Exactly as written, please set down all of the entries again, with no pictures.
Start of EXTRACTED RECORDS
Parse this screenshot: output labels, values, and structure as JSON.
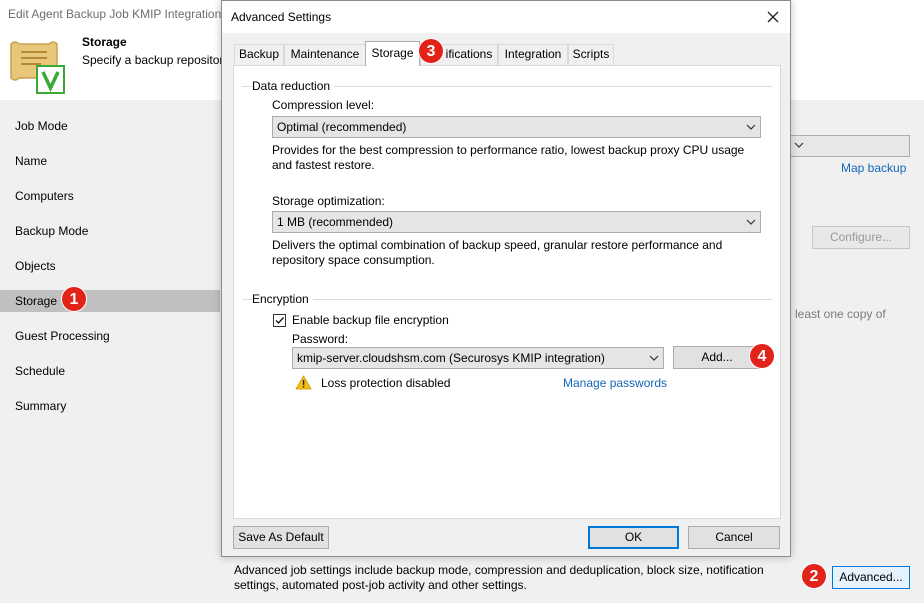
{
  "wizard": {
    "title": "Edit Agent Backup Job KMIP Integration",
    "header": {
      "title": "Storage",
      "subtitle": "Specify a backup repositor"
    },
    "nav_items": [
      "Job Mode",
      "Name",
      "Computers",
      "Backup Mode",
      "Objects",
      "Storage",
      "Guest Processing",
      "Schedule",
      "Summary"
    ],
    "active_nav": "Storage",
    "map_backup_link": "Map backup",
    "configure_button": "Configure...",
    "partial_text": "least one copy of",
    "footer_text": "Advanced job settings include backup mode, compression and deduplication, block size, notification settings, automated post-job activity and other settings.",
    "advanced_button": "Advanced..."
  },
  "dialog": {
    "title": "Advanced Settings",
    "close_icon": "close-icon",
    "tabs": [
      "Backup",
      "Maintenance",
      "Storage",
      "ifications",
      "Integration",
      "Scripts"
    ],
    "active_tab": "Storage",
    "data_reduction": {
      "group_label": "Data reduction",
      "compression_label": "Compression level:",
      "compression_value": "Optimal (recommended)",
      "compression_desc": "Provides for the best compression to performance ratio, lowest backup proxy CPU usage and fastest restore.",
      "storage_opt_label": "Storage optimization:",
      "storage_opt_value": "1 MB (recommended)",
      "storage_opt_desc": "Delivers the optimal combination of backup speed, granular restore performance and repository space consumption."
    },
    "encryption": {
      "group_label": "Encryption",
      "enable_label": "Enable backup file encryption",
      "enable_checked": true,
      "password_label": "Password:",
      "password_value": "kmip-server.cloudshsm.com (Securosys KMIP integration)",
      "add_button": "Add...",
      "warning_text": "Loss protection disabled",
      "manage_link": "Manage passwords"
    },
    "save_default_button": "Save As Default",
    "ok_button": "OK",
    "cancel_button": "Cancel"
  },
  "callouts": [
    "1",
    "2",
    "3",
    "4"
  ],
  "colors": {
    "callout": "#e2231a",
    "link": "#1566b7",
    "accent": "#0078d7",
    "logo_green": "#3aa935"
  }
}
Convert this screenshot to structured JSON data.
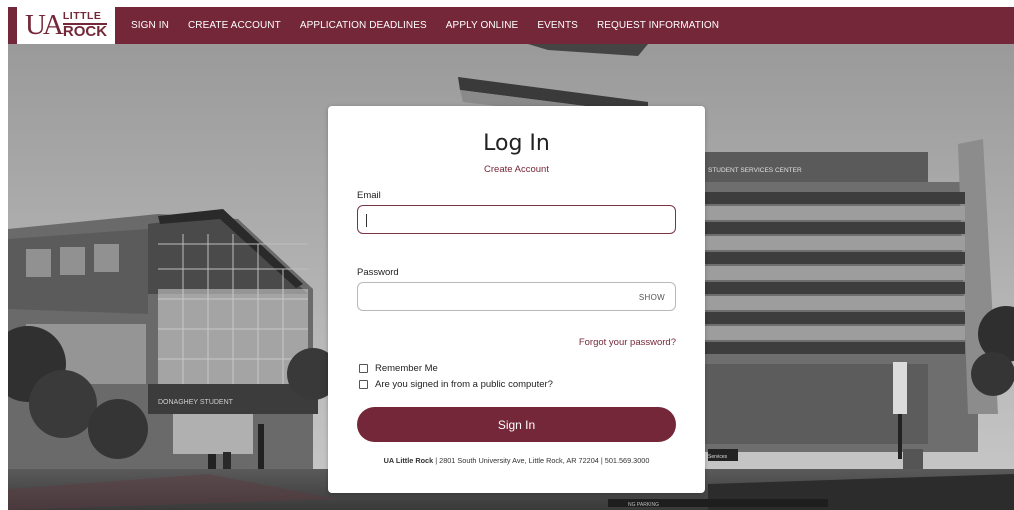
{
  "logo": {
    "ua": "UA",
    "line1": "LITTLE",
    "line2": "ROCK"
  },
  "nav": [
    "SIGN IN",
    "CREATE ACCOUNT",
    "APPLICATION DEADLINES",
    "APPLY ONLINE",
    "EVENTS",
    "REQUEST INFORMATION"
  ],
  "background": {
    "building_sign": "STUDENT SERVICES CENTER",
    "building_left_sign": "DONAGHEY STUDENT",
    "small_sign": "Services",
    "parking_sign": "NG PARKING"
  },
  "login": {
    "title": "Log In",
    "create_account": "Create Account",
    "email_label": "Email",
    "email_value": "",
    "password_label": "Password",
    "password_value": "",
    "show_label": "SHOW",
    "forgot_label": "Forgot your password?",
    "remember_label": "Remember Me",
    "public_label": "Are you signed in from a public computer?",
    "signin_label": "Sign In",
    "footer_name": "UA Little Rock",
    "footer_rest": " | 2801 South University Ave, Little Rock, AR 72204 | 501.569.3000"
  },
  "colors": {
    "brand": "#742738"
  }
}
End of EXTRACTED RECORDS
__TASK RESPONSE__
Parse this screenshot: output labels, values, and structure as JSON.
{
  "wizard": {
    "title": "Edit Agent Backup Job KMIP Integration",
    "header": {
      "title": "Storage",
      "subtitle": "Specify a backup repositor"
    },
    "nav_items": [
      "Job Mode",
      "Name",
      "Computers",
      "Backup Mode",
      "Objects",
      "Storage",
      "Guest Processing",
      "Schedule",
      "Summary"
    ],
    "active_nav": "Storage",
    "map_backup_link": "Map backup",
    "configure_button": "Configure...",
    "partial_text": "least one copy of",
    "footer_text": "Advanced job settings include backup mode, compression and deduplication, block size, notification settings, automated post-job activity and other settings.",
    "advanced_button": "Advanced..."
  },
  "dialog": {
    "title": "Advanced Settings",
    "close_icon": "close-icon",
    "tabs": [
      "Backup",
      "Maintenance",
      "Storage",
      "ifications",
      "Integration",
      "Scripts"
    ],
    "active_tab": "Storage",
    "data_reduction": {
      "group_label": "Data reduction",
      "compression_label": "Compression level:",
      "compression_value": "Optimal (recommended)",
      "compression_desc": "Provides for the best compression to performance ratio, lowest backup proxy CPU usage and fastest restore.",
      "storage_opt_label": "Storage optimization:",
      "storage_opt_value": "1 MB (recommended)",
      "storage_opt_desc": "Delivers the optimal combination of backup speed, granular restore performance and repository space consumption."
    },
    "encryption": {
      "group_label": "Encryption",
      "enable_label": "Enable backup file encryption",
      "enable_checked": true,
      "password_label": "Password:",
      "password_value": "kmip-server.cloudshsm.com (Securosys KMIP integration)",
      "add_button": "Add...",
      "warning_text": "Loss protection disabled",
      "manage_link": "Manage passwords"
    },
    "save_default_button": "Save As Default",
    "ok_button": "OK",
    "cancel_button": "Cancel"
  },
  "callouts": [
    "1",
    "2",
    "3",
    "4"
  ],
  "colors": {
    "callout": "#e2231a",
    "link": "#1566b7",
    "accent": "#0078d7",
    "logo_green": "#3aa935"
  }
}
Convert this screenshot to structured JSON data.
{
  "logo": {
    "ua": "UA",
    "line1": "LITTLE",
    "line2": "ROCK"
  },
  "nav": [
    "SIGN IN",
    "CREATE ACCOUNT",
    "APPLICATION DEADLINES",
    "APPLY ONLINE",
    "EVENTS",
    "REQUEST INFORMATION"
  ],
  "background": {
    "building_sign": "STUDENT SERVICES CENTER",
    "building_left_sign": "DONAGHEY STUDENT",
    "small_sign": "Services",
    "parking_sign": "NG PARKING"
  },
  "login": {
    "title": "Log In",
    "create_account": "Create Account",
    "email_label": "Email",
    "email_value": "",
    "password_label": "Password",
    "password_value": "",
    "show_label": "SHOW",
    "forgot_label": "Forgot your password?",
    "remember_label": "Remember Me",
    "public_label": "Are you signed in from a public computer?",
    "signin_label": "Sign In",
    "footer_name": "UA Little Rock",
    "footer_rest": " | 2801 South University Ave, Little Rock, AR 72204 | 501.569.3000"
  },
  "colors": {
    "brand": "#742738"
  }
}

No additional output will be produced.